Instruction:
Output all the material that follows, exactly as given.

(Data excerpts)
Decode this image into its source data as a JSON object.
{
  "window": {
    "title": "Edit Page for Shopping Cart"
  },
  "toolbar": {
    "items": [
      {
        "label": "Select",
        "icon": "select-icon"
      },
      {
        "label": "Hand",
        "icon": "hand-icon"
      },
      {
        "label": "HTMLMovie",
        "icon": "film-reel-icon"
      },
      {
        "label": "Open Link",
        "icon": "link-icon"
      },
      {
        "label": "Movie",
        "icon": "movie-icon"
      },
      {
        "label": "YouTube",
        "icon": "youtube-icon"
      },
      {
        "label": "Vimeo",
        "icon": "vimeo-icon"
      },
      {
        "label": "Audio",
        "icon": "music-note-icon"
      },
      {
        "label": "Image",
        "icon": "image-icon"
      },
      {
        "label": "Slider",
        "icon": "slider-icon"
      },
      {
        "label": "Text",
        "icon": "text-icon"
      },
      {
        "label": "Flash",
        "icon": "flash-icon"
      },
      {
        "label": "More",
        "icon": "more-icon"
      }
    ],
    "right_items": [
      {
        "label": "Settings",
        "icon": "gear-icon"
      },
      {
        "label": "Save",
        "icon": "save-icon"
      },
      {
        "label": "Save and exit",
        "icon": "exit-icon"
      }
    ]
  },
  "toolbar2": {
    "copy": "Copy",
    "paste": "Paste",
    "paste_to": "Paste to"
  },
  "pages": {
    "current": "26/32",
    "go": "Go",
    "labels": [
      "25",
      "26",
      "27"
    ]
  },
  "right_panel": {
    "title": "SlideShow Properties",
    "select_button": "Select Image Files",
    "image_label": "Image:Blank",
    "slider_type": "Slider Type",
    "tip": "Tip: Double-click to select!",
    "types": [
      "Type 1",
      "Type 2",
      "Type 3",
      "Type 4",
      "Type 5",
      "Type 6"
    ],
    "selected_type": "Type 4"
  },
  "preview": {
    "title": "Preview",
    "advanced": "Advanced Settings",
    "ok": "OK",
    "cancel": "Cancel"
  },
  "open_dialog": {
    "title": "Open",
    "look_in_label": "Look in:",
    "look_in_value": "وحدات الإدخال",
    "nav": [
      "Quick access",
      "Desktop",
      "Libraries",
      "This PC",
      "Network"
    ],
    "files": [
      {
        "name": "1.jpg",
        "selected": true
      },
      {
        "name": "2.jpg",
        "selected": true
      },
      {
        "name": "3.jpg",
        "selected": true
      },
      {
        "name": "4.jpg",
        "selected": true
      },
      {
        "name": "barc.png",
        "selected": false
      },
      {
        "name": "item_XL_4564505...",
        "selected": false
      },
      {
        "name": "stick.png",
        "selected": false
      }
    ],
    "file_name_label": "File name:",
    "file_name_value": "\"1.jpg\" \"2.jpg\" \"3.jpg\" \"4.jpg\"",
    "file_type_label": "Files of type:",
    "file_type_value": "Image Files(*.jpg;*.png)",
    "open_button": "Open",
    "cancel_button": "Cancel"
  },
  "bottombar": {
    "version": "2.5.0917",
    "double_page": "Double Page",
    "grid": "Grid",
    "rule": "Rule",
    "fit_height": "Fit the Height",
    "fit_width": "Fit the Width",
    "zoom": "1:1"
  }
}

Full output:
Decode this image into its source data as a JSON object.
{
  "window": {
    "title": "Edit Page for Shopping Cart"
  },
  "toolbar": {
    "items": [
      {
        "label": "Select",
        "icon": "select-icon"
      },
      {
        "label": "Hand",
        "icon": "hand-icon"
      },
      {
        "label": "HTMLMovie",
        "icon": "film-reel-icon"
      },
      {
        "label": "Open Link",
        "icon": "link-icon"
      },
      {
        "label": "Movie",
        "icon": "movie-icon"
      },
      {
        "label": "YouTube",
        "icon": "youtube-icon"
      },
      {
        "label": "Vimeo",
        "icon": "vimeo-icon"
      },
      {
        "label": "Audio",
        "icon": "music-note-icon"
      },
      {
        "label": "Image",
        "icon": "image-icon"
      },
      {
        "label": "Slider",
        "icon": "slider-icon"
      },
      {
        "label": "Text",
        "icon": "text-icon"
      },
      {
        "label": "Flash",
        "icon": "flash-icon"
      },
      {
        "label": "More",
        "icon": "more-icon"
      }
    ],
    "right_items": [
      {
        "label": "Settings",
        "icon": "gear-icon"
      },
      {
        "label": "Save",
        "icon": "save-icon"
      },
      {
        "label": "Save and exit",
        "icon": "exit-icon"
      }
    ]
  },
  "toolbar2": {
    "copy": "Copy",
    "paste": "Paste",
    "paste_to": "Paste to"
  },
  "pages": {
    "current": "26/32",
    "go": "Go",
    "labels": [
      "25",
      "26",
      "27"
    ]
  },
  "right_panel": {
    "title": "SlideShow Properties",
    "select_button": "Select Image Files",
    "image_label": "Image:Blank",
    "slider_type": "Slider Type",
    "tip": "Tip: Double-click to select!",
    "types": [
      "Type 1",
      "Type 2",
      "Type 3",
      "Type 4",
      "Type 5",
      "Type 6"
    ],
    "selected_type": "Type 4"
  },
  "preview": {
    "title": "Preview",
    "advanced": "Advanced Settings",
    "ok": "OK",
    "cancel": "Cancel"
  },
  "open_dialog": {
    "title": "Open",
    "look_in_label": "Look in:",
    "look_in_value": "وحدات الإدخال",
    "nav": [
      "Quick access",
      "Desktop",
      "Libraries",
      "This PC",
      "Network"
    ],
    "files": [
      {
        "name": "1.jpg",
        "selected": true
      },
      {
        "name": "2.jpg",
        "selected": true
      },
      {
        "name": "3.jpg",
        "selected": true
      },
      {
        "name": "4.jpg",
        "selected": true
      },
      {
        "name": "barc.png",
        "selected": false
      },
      {
        "name": "item_XL_4564505...",
        "selected": false
      },
      {
        "name": "stick.png",
        "selected": false
      }
    ],
    "file_name_label": "File name:",
    "file_name_value": "\"1.jpg\" \"2.jpg\" \"3.jpg\" \"4.jpg\"",
    "file_type_label": "Files of type:",
    "file_type_value": "Image Files(*.jpg;*.png)",
    "open_button": "Open",
    "cancel_button": "Cancel"
  },
  "bottombar": {
    "version": "2.5.0917",
    "double_page": "Double Page",
    "grid": "Grid",
    "rule": "Rule",
    "fit_height": "Fit the Height",
    "fit_width": "Fit the Width",
    "zoom": "1:1"
  }
}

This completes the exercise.